The exercise
Identify every line in the records below that contains the word "Tatev", and copy each of those lines.

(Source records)
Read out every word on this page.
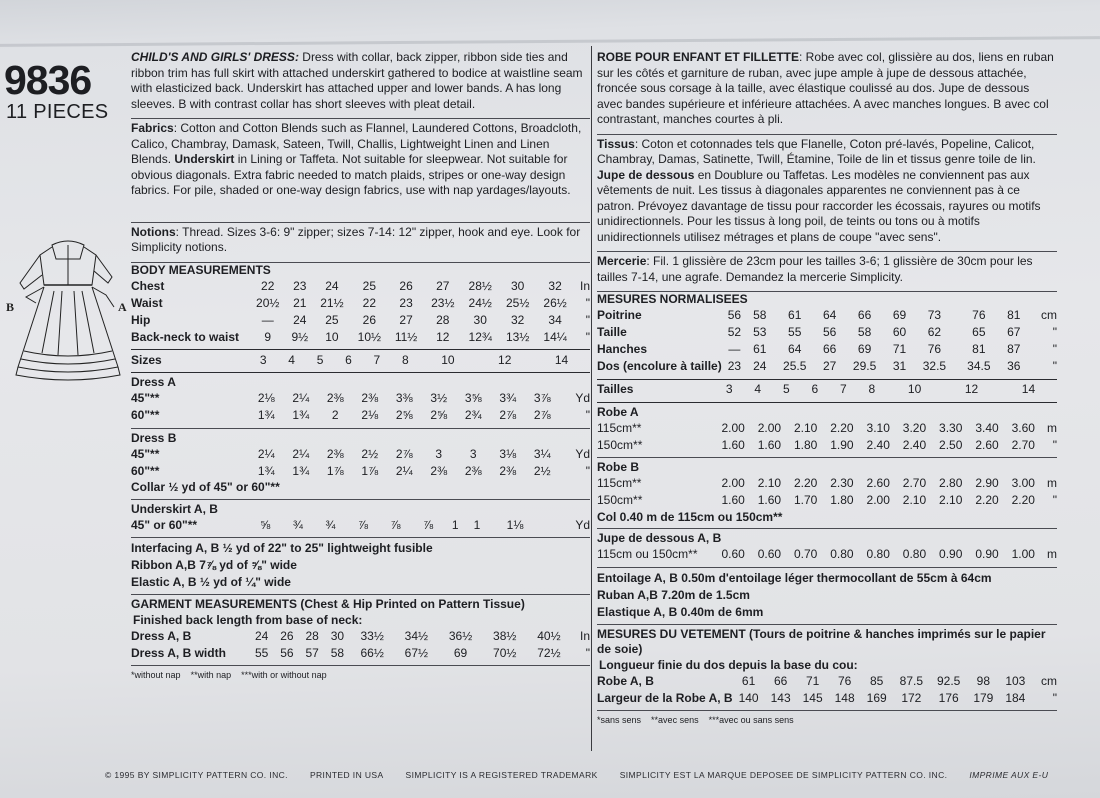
9836
11 PIECES
B	A
CHILD'S AND GIRLS' DRESS: Dress with collar, back zipper, ribbon side ties and ribbon trim has full skirt with attached underskirt gathered to bodice at waistline seam with elasticized back. Underskirt has attached upper and lower bands. A has long sleeves. B with contrast collar has short sleeves with pleat detail.
Fabrics: Cotton and Cotton Blends such as Flannel, Laundered Cottons, Broadcloth, Calico, Chambray, Damask, Sateen, Twill, Challis, Lightweight Linen and Linen Blends. Underskirt in Lining or Taffeta. Not suitable for sleepwear. Not suitable for obvious diagonals. Extra fabric needed to match plaids, stripes or one-way design fabrics. For pile, shaded or one-way design fabrics, use with nap yardages/layouts.
Notions: Thread. Sizes 3-6: 9" zipper; sizes 7-14: 12" zipper, hook and eye. Look for Simplicity notions.
BODY MEASUREMENTS
Chest	22	23	24	25	26	27	28½	30	32	In
Waist	20½	21	21½	22	23	23½	24½	25½	26½	"
Hip	—	24	25	26	27	28	30	32	34	"
Back-neck to waist	9	9½	10	10½	11½	12	12¾	13½	14¼	"
Sizes	3	4	5	6	7	8	10	12	14	
Dress A
45"**	2⅛	2¼	2⅜	2⅜	3⅜	3½	3⅝	3¾	3⅞	Yd
60"**	1¾	1¾	2	2⅛	2⅝	2⅝	2¾	2⅞	2⅞	"
Dress B
45"**	2¼	2¼	2⅜	2½	2⅞	3	3	3⅛	3¼	Yd
60"**	1¾	1¾	1⅞	1⅞	2¼	2⅜	2⅜	2⅜	2½	"
Collar ½ yd of 45" or 60"**
Underskirt A, B
45" or 60"**	⅝	¾	¾	⅞	⅞	⅞	1	1	1⅛	Yd
Interfacing A, B ½ yd of 22" to 25" lightweight fusible
Ribbon A,B 7⅞ yd of ⅝" wide
Elastic A, B ½ yd of ¼" wide
GARMENT MEASUREMENTS (Chest & Hip Printed on Pattern Tissue)
Finished back length from base of neck:
Dress A, B	24	26	28	30	33½	34½	36½	38½	40½	In
Dress A, B width	55	56	57	58	66½	67½	69	70½	72½	"
*without nap **with nap ***with or without nap
ROBE POUR ENFANT ET FILLETTE: Robe avec col, glissière au dos, liens en ruban sur les côtés et garniture de ruban, avec jupe ample à jupe de dessous attachée, froncée sous corsage à la taille, avec élastique coulissé au dos. Jupe de dessous avec bandes supérieure et inférieure attachées. A avec manches longues. B avec col contrastant, manches courtes à pli.
Tissus: Coton et cotonnades tels que Flanelle, Coton pré-lavés, Popeline, Calicot, Chambray, Damas, Satinette, Twill, Étamine, Toile de lin et tissus genre toile de lin. Jupe de dessous en Doublure ou Taffetas. Les modèles ne conviennent pas aux vêtements de nuit. Les tissus à diagonales apparentes ne conviennent pas à ce patron. Prévoyez davantage de tissu pour raccorder les écossais, rayures ou motifs unidirectionnels. Pour les tissus à long poil, de teints ou tons ou à motifs unidirectionnels utilisez métrages et plans de coupe "avec sens".
Mercerie: Fil. 1 glissière de 23cm pour les tailles 3-6; 1 glissière de 30cm pour les tailles 7-14, une agrafe. Demandez la mercerie Simplicity.
MESURES NORMALISEES
Poitrine	56	58	61	64	66	69	73	76	81	cm
Taille	52	53	55	56	58	60	62	65	67	"
Hanches	—	61	64	66	69	71	76	81	87	"
Dos (encolure à taille)	23	24	25.5	27	29.5	31	32.5	34.5	36	"
Tailles	3	4	5	6	7	8	10	12	14	
Robe A
115cm**	2.00	2.00	2.10	2.20	3.10	3.20	3.30	3.40	3.60	m
150cm**	1.60	1.60	1.80	1.90	2.40	2.40	2.50	2.60	2.70	"
Robe B
115cm**	2.00	2.10	2.20	2.30	2.60	2.70	2.80	2.90	3.00	m
150cm**	1.60	1.60	1.70	1.80	2.00	2.10	2.10	2.20	2.20	"
Col 0.40 m de 115cm ou 150cm**
Jupe de dessous A, B
115cm ou 150cm**	0.60	0.60	0.70	0.80	0.80	0.80	0.90	0.90	1.00	m
Entoilage A, B 0.50m d'entoilage léger thermocollant de 55cm à 64cm
Ruban A,B 7.20m de 1.5cm
Elastique A, B 0.40m de 6mm
MESURES DU VETEMENT (Tours de poitrine & hanches imprimés sur le papier de soie)
Longueur finie du dos depuis la base du cou:
Robe A, B	61	66	71	76	85	87.5	92.5	98	103	cm
Largeur de la Robe A, B	140	143	145	148	169	172	176	179	184	"
*sans sens **avec sens ***avec ou sans sens
© 1995 BY SIMPLICITY PATTERN CO. INC.	PRINTED IN USA	SIMPLICITY IS A REGISTERED TRADEMARK	SIMPLICITY EST LA MARQUE DEPOSEE DE SIMPLICITY PATTERN CO. INC.	IMPRIME AUX E-U
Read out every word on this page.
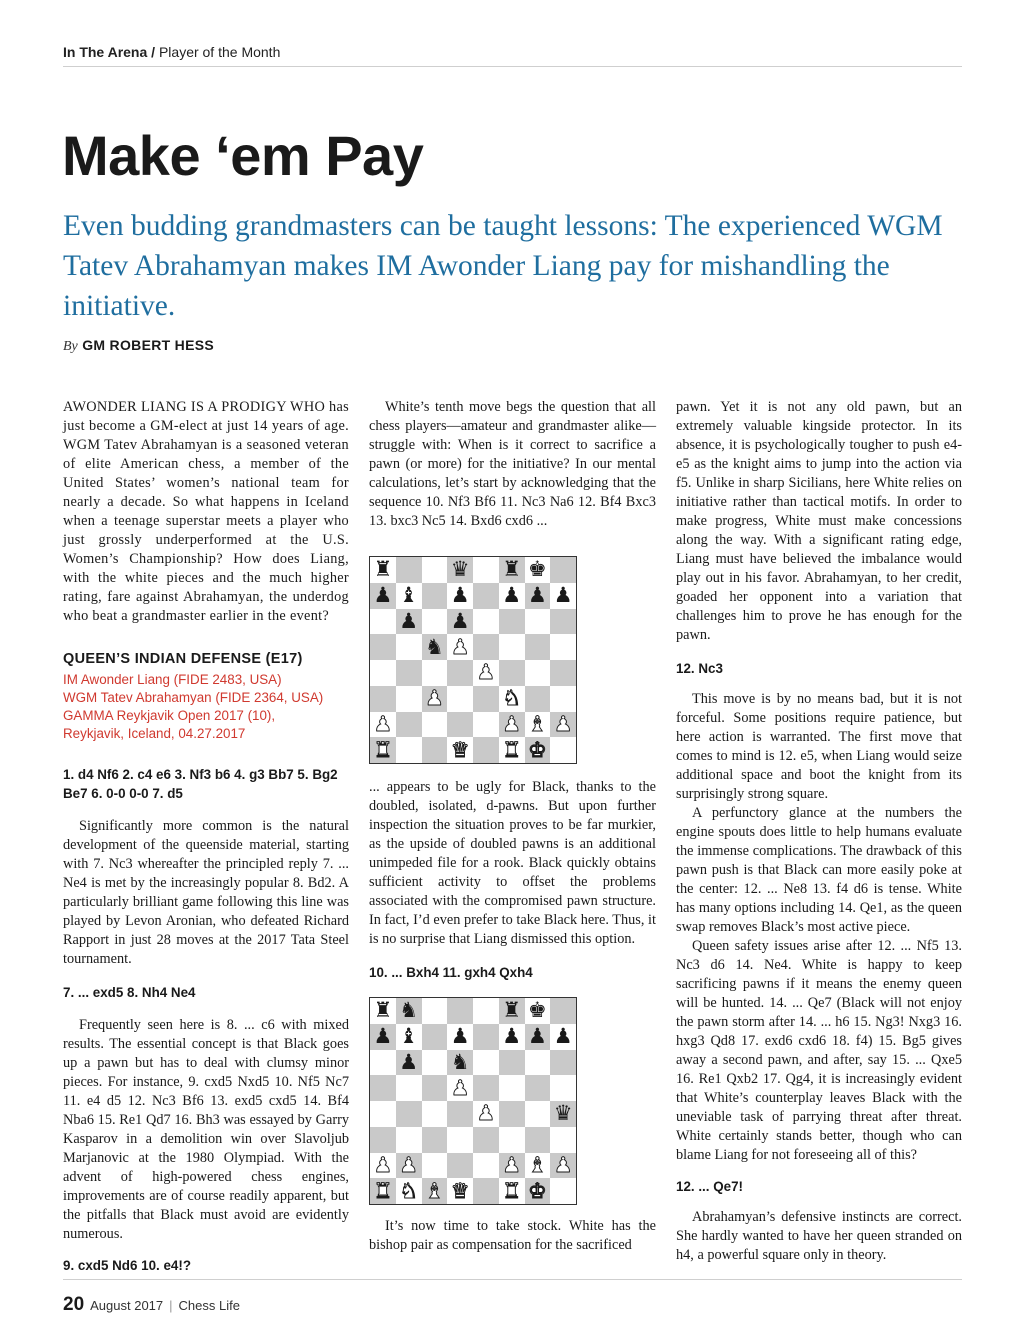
In The Arena / Player of the Month
Make ‘em Pay
Even budding grandmasters can be taught lessons: The experienced WGM Tatev Abrahamyan makes IM Awonder Liang pay for mishandling the initiative.
By GM ROBERT HESS

AWONDER LIANG IS A PRODIGY WHO has just become a GM-elect at just 14 years of age. WGM Tatev Abrahamyan is a seasoned veteran of elite American chess, a member of the United States’ women’s national team for nearly a decade. So what happens in Iceland when a teenage superstar meets a player who just grossly underperformed at the U.S. Women’s Championship? How does Liang, with the white pieces and the much higher rating, fare against Abrahamyan, the underdog who beat a grandmaster earlier in the event?

QUEEN’S INDIAN DEFENSE (E17)
IM Awonder Liang (FIDE 2483, USA)
WGM Tatev Abrahamyan (FIDE 2364, USA)
GAMMA Reykjavik Open 2017 (10),
Reykjavik, Iceland, 04.27.2017

1. d4 Nf6 2. c4 e6 3. Nf3 b6 4. g3 Bb7 5. Bg2 Be7 6. 0-0 0-0 7. d5

Significantly more common is the natural development of the queenside material, starting with 7. Nc3 whereafter the principled reply 7. ... Ne4 is met by the increasingly popular 8. Bd2. A particularly brilliant game following this line was played by Levon Aronian, who defeated Richard Rapport in just 28 moves at the 2017 Tata Steel tournament.

7. ... exd5 8. Nh4 Ne4

Frequently seen here is 8. ... c6 with mixed results. The essential concept is that Black goes up a pawn but has to deal with clumsy minor pieces. For instance, 9. cxd5 Nxd5 10. Nf5 Nc7 11. e4 d5 12. Nc3 Bf6 13. exd5 cxd5 14. Bf4 Nba6 15. Re1 Qd7 16. Bh3 was essayed by Garry Kasparov in a demolition win over Slavoljub Marjanovic at the 1980 Olympiad. With the advent of high-powered chess engines, improvements are of course readily apparent, but the pitfalls that Black must avoid are evidently numerous.

9. cxd5 Nd6 10. e4!?

White’s tenth move begs the question that all chess players—amateur and grandmaster alike—struggle with: When is it correct to sacrifice a pawn (or more) for the initiative? In our mental calculations, let’s start by acknowledging that the sequence 10. Nf3 Bf6 11. Nc3 Na6 12. Bf4 Bxc3 13. bxc3 Nc5 14. Bxd6 cxd6 ...

♜	♛ ♜ ♚
♟ ♝ ♟ ♟ ♟ ♟
♟ ♟
♞ ♟
♟
♟	♞
♟	♟ ♝ ♟
♜	♛ ♜ ♚

... appears to be ugly for Black, thanks to the doubled, isolated, d-pawns. But upon further inspection the situation proves to be far murkier, as the upside of doubled pawns is an additional unimpeded file for a rook. Black quickly obtains sufficient activity to offset the problems associated with the compromised pawn structure. In fact, I’d even prefer to take Black here. Thus, it is no surprise that Liang dismissed this option.

10. ... Bxh4 11. gxh4 Qxh4

♜ ♞	♜ ♚
♟ ♝ ♟ ♟ ♟ ♟
♟ ♞
♟
♟	♛
♟ ♟	♟ ♝ ♟
♜ ♞ ♝ ♛ ♜ ♚

It’s now time to take stock. White has the bishop pair as compensation for the sacrificed

pawn. Yet it is not any old pawn, but an extremely valuable kingside protector. In its absence, it is psychologically tougher to push e4-e5 as the knight aims to jump into the action via f5. Unlike in sharp Sicilians, here White relies on initiative rather than tactical motifs. In order to make progress, White must make concessions along the way. With a significant rating edge, Liang must have believed the imbalance would play out in his favor. Abrahamyan, to her credit, goaded her opponent into a variation that challenges him to prove he has enough for the pawn.

12. Nc3

This move is by no means bad, but it is not forceful. Some positions require patience, but here action is warranted. The first move that comes to mind is 12. e5, when Liang would seize additional space and boot the knight from its surprisingly strong square.

A perfunctory glance at the numbers the engine spouts does little to help humans evaluate the immense complications. The drawback of this pawn push is that Black can more easily poke at the center: 12. ... Ne8 13. f4 d6 is tense. White has many options including 14. Qe1, as the queen swap removes Black’s most active piece.

Queen safety issues arise after 12. ... Nf5 13. Nc3 d6 14. Ne4. White is happy to keep sacrificing pawns if it means the enemy queen will be hunted. 14. ... Qe7 (Black will not enjoy the pawn storm after 14. ... h6 15. Ng3! Nxg3 16. hxg3 Qd8 17. exd6 cxd6 18. f4) 15. Bg5 gives away a second pawn, and after, say 15. ... Qxe5 16. Re1 Qxb2 17. Qg4, it is increasingly evident that White’s counterplay leaves Black with the uneviable task of parrying threat after threat. White certainly stands better, though who can blame Liang for not foreseeing all of this?

12. ... Qe7!

Abrahamyan’s defensive instincts are correct. She hardly wanted to have her queen stranded on h4, a powerful square only in theory.

20 August 2017 | Chess Life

Problem solution
Even budding grandmasters can be taught lessons: The experienced WGM Tatev Abrahamyan makes IM Awonder Liang pay for mishandling the initiative.
AWONDER LIANG IS A PRODIGY WHO has just become a GM-elect at just 14 years of age. WGM Tatev Abrahamyan is a seasoned veteran of elite American chess, a member of the United States’ women’s national team for nearly a decade. So what happens in Iceland when a teenage superstar meets a player who just grossly underperformed at the U.S. Women’s Championship? How does Liang, with the white pieces and the much higher rating, fare against Abrahamyan, the underdog who beat a grandmaster earlier in the event?
WGM Tatev Abrahamyan (FIDE 2364, USA)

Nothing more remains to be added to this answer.